• _Exercise brief_:
Each line that holds the word "Flambe" is to be identified and copied.

• _Data for this task_:

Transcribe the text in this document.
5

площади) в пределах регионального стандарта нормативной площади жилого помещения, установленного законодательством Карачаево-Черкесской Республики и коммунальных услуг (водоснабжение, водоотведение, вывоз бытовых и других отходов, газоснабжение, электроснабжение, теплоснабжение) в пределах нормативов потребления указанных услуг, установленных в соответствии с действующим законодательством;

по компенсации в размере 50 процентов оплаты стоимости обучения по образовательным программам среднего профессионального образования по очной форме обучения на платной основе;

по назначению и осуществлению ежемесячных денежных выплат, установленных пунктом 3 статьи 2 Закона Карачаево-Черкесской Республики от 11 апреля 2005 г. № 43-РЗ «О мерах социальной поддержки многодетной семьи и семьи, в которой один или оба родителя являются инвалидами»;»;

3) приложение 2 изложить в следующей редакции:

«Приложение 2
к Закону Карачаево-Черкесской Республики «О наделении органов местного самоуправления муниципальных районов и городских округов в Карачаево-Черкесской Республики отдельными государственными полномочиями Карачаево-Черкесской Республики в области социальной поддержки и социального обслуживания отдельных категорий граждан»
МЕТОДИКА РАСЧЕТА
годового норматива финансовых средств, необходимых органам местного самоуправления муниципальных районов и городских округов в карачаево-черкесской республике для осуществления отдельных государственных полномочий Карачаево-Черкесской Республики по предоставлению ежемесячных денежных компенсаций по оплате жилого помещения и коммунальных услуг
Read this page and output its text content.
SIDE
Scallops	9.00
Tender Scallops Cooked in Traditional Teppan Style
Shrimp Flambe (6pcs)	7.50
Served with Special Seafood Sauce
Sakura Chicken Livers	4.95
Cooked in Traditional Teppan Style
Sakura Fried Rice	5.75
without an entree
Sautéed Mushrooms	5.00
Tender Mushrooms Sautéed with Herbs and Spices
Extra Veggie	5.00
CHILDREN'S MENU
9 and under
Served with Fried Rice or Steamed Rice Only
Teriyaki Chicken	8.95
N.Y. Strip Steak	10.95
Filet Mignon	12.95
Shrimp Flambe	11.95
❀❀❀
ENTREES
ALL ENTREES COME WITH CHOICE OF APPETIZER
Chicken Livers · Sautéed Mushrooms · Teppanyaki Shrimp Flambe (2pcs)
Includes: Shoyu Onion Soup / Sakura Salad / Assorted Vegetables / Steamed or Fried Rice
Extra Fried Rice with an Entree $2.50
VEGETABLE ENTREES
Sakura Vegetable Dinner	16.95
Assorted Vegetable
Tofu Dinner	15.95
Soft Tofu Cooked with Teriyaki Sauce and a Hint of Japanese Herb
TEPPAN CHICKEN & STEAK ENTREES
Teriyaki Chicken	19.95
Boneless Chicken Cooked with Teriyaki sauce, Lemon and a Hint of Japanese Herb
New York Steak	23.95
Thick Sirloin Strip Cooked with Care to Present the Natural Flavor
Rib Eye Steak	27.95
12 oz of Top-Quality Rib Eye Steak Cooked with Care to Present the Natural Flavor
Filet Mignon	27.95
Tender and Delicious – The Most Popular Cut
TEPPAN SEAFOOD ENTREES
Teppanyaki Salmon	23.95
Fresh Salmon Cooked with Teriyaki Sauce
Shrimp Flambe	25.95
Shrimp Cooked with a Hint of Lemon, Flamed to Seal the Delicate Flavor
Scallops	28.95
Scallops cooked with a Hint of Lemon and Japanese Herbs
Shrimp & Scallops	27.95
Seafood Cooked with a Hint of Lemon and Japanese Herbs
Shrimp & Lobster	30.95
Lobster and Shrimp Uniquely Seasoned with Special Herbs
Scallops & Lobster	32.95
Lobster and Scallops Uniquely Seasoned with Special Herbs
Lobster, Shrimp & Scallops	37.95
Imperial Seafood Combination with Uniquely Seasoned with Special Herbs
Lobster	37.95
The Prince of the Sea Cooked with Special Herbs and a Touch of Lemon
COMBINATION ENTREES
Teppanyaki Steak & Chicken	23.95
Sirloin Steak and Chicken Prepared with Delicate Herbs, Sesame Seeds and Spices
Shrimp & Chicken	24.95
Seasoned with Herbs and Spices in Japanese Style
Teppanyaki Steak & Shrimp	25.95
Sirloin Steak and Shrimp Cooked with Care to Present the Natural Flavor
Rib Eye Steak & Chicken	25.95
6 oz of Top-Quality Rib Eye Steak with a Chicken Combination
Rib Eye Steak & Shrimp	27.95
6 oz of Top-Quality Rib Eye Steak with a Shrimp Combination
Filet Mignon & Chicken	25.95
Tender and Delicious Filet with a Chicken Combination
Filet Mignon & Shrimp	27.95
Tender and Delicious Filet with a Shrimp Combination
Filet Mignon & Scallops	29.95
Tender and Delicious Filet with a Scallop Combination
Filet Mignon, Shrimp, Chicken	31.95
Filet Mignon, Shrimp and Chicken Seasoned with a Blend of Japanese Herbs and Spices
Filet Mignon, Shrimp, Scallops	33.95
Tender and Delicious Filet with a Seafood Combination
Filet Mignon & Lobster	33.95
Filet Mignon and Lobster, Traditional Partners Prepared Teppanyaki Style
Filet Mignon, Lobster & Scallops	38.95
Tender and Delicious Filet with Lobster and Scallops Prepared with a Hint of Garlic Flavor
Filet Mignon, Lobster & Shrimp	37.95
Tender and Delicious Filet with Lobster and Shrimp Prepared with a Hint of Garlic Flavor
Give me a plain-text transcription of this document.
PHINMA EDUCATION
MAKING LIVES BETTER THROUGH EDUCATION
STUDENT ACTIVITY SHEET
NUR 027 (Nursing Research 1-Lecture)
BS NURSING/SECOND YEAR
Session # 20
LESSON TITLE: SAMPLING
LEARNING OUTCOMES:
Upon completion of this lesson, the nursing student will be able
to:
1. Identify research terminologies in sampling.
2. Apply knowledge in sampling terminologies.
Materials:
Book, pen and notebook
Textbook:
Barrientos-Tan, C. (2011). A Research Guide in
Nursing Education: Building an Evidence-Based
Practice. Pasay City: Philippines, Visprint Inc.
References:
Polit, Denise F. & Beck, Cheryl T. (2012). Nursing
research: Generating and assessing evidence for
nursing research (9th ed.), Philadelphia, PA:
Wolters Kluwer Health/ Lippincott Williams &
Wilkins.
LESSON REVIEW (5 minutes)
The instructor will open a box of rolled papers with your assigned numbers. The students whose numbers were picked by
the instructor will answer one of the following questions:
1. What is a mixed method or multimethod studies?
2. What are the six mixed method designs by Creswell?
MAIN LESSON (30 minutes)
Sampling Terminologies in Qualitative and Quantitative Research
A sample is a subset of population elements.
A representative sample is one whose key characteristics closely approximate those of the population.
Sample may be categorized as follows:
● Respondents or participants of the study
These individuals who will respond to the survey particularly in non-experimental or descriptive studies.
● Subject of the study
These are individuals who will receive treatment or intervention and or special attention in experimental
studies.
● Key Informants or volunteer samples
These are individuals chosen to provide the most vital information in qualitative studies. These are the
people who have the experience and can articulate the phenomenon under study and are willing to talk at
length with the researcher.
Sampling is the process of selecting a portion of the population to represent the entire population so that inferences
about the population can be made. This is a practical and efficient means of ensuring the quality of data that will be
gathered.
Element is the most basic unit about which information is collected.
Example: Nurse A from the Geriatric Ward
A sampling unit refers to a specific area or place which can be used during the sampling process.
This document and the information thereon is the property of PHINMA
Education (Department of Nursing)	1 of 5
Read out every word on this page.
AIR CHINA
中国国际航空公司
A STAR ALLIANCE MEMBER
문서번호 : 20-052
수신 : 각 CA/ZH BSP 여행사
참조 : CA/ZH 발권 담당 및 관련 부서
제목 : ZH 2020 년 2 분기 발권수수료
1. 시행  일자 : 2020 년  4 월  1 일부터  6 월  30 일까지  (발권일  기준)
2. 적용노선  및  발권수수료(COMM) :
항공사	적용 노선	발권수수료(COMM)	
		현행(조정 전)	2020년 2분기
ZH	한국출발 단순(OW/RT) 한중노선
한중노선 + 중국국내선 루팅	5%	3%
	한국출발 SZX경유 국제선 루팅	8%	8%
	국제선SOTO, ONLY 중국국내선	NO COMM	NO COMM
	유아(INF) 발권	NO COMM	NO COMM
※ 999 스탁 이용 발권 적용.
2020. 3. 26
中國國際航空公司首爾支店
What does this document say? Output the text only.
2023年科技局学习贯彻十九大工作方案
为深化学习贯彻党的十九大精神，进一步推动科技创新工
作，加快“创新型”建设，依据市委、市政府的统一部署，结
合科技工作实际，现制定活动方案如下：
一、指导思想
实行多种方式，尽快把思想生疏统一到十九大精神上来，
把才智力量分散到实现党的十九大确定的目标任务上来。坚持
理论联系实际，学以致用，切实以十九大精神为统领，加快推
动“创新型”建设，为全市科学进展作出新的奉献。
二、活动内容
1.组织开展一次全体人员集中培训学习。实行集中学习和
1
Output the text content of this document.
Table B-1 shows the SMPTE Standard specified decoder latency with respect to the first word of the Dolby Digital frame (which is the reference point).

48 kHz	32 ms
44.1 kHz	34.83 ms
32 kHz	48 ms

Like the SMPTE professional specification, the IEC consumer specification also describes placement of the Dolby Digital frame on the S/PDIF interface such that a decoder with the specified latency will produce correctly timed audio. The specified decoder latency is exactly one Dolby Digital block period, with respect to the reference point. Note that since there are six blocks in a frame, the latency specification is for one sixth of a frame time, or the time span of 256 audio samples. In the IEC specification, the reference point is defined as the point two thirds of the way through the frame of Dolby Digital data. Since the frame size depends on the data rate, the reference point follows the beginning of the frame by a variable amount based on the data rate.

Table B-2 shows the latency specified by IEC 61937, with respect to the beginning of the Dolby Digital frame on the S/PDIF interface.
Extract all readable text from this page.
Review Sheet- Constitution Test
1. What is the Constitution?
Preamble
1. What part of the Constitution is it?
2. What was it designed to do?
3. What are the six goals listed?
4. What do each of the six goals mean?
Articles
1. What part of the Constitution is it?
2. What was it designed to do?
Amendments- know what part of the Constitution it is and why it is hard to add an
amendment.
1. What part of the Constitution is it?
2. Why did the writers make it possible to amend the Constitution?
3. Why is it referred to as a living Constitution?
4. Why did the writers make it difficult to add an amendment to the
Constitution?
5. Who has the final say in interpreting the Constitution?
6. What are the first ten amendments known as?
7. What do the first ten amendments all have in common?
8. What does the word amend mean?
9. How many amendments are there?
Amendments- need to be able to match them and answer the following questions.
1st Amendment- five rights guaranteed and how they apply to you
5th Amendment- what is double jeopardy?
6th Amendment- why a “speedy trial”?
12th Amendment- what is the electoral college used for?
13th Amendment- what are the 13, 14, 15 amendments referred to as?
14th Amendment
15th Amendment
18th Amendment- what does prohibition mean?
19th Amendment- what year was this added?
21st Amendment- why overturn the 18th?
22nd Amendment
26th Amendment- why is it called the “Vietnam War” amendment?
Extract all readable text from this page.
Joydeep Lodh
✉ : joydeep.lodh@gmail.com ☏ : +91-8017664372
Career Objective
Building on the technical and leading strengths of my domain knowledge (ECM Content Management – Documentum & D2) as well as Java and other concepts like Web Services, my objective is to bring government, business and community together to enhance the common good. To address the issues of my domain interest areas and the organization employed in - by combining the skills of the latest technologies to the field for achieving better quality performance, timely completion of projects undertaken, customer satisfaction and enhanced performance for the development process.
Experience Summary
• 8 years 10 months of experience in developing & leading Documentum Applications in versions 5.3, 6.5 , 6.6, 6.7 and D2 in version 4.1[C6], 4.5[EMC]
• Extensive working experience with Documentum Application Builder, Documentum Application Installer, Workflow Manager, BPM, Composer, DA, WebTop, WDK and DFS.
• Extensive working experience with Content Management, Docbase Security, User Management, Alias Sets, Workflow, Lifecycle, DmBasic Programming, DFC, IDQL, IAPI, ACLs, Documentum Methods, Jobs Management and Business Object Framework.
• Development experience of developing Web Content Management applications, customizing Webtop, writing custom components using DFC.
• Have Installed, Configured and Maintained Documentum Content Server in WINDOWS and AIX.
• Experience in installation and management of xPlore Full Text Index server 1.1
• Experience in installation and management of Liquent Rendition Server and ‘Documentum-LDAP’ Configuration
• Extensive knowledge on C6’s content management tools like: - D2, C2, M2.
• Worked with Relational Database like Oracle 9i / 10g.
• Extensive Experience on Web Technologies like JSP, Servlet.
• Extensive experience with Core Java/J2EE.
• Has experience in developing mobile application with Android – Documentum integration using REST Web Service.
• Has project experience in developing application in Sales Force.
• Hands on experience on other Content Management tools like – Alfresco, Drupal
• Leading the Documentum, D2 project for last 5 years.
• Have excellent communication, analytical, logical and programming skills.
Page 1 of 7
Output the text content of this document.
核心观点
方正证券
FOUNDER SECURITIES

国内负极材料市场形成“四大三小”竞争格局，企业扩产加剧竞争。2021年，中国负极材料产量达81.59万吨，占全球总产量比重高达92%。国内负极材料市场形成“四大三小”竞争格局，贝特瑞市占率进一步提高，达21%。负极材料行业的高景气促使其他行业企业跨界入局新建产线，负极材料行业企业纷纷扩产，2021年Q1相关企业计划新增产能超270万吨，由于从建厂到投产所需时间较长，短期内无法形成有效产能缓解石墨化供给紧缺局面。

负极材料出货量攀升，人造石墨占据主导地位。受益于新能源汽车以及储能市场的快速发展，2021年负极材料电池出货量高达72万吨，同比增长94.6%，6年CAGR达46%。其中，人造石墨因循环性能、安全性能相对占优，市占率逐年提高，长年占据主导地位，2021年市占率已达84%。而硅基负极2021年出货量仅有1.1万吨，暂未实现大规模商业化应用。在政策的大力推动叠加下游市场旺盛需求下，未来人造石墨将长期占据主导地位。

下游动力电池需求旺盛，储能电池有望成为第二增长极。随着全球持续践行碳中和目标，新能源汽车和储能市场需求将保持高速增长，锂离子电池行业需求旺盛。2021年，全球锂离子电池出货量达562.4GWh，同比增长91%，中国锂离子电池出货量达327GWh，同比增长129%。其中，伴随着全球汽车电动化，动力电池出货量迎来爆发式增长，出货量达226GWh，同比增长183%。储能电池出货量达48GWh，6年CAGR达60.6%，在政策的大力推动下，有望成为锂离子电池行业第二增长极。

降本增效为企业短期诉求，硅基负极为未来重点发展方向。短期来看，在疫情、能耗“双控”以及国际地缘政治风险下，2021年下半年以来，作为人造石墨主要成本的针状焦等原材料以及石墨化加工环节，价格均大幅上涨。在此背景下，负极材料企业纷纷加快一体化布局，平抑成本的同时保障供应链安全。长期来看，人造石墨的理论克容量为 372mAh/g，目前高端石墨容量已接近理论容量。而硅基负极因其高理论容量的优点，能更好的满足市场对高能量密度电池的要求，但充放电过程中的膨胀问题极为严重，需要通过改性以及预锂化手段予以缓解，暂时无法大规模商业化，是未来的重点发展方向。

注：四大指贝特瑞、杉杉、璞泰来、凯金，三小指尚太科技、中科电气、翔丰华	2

• _The result_:
Shrimp Flambe (6pcs)	7.50
Shrimp Flambe	11.95
Chicken Livers · Sautéed Mushrooms · Teppanyaki Shrimp Flambe (2pcs)
Shrimp Flambe	25.95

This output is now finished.